■ Written request: Transcribe the material in full, exactly as written.

■ Some records:
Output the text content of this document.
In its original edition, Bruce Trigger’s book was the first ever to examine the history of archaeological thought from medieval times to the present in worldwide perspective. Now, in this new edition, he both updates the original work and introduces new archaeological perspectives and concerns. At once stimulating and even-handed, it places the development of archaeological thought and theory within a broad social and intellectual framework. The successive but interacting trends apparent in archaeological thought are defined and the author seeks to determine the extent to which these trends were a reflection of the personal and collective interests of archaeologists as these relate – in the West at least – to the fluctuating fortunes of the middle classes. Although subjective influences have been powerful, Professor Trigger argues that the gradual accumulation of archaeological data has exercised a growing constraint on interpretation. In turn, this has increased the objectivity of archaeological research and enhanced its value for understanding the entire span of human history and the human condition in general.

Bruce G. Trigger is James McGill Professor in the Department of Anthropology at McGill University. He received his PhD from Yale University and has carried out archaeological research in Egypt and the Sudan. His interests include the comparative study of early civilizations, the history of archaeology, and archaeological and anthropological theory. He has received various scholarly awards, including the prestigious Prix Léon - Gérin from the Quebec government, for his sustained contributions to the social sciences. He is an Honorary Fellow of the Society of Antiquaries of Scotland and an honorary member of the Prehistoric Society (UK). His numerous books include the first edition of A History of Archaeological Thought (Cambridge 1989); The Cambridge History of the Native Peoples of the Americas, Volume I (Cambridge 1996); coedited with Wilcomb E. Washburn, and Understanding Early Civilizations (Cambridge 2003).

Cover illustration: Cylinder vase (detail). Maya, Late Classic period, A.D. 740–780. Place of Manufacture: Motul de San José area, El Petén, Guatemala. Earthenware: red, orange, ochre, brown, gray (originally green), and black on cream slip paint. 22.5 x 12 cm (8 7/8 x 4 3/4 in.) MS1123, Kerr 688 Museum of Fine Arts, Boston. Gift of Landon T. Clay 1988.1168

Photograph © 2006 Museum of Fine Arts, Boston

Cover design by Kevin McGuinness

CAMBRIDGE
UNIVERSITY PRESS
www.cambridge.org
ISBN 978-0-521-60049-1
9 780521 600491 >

■ Task result:
Output the text content of this document.
In its original edition, Bruce Trigger’s book was the first ever to examine the history of archaeological thought from medieval times to the present in worldwide perspective. Now, in this new edition, he both updates the original work and introduces new archaeological perspectives and concerns. At once stimulating and even-handed, it places the development of archaeological thought and theory within a broad social and intellectual framework. The successive but interacting trends apparent in archaeological thought are defined and the author seeks to determine the extent to which these trends were a reflection of the personal and collective interests of archaeologists as these relate – in the West at least – to the fluctuating fortunes of the middle classes. Although subjective influences have been powerful, Professor Trigger argues that the gradual accumulation of archaeological data has exercised a growing constraint on interpretation. In turn, this has increased the objectivity of archaeological research and enhanced its value for understanding the entire span of human history and the human condition in general.

Bruce G. Trigger is James McGill Professor in the Department of Anthropology at McGill University. He received his PhD from Yale University and has carried out archaeological research in Egypt and the Sudan. His interests include the comparative study of early civilizations, the history of archaeology, and archaeological and anthropological theory. He has received various scholarly awards, including the prestigious Prix Léon - Gérin from the Quebec government, for his sustained contributions to the social sciences. He is an Honorary Fellow of the Society of Antiquaries of Scotland and an honorary member of the Prehistoric Society (UK). His numerous books include the first edition of A History of Archaeological Thought (Cambridge 1989); The Cambridge History of the Native Peoples of the Americas, Volume I (Cambridge 1996); coedited with Wilcomb E. Washburn, and Understanding Early Civilizations (Cambridge 2003).

Cover illustration: Cylinder vase (detail). Maya, Late Classic period, A.D. 740–780. Place of Manufacture: Motul de San José area, El Petén, Guatemala. Earthenware: red, orange, ochre, brown, gray (originally green), and black on cream slip paint. 22.5 x 12 cm (8 7/8 x 4 3/4 in.) MS1123, Kerr 688 Museum of Fine Arts, Boston. Gift of Landon T. Clay 1988.1168

Photograph © 2006 Museum of Fine Arts, Boston

Cover design by Kevin McGuinness

CAMBRIDGE
UNIVERSITY PRESS
www.cambridge.org
ISBN 978-0-521-60049-1
9 780521 600491 >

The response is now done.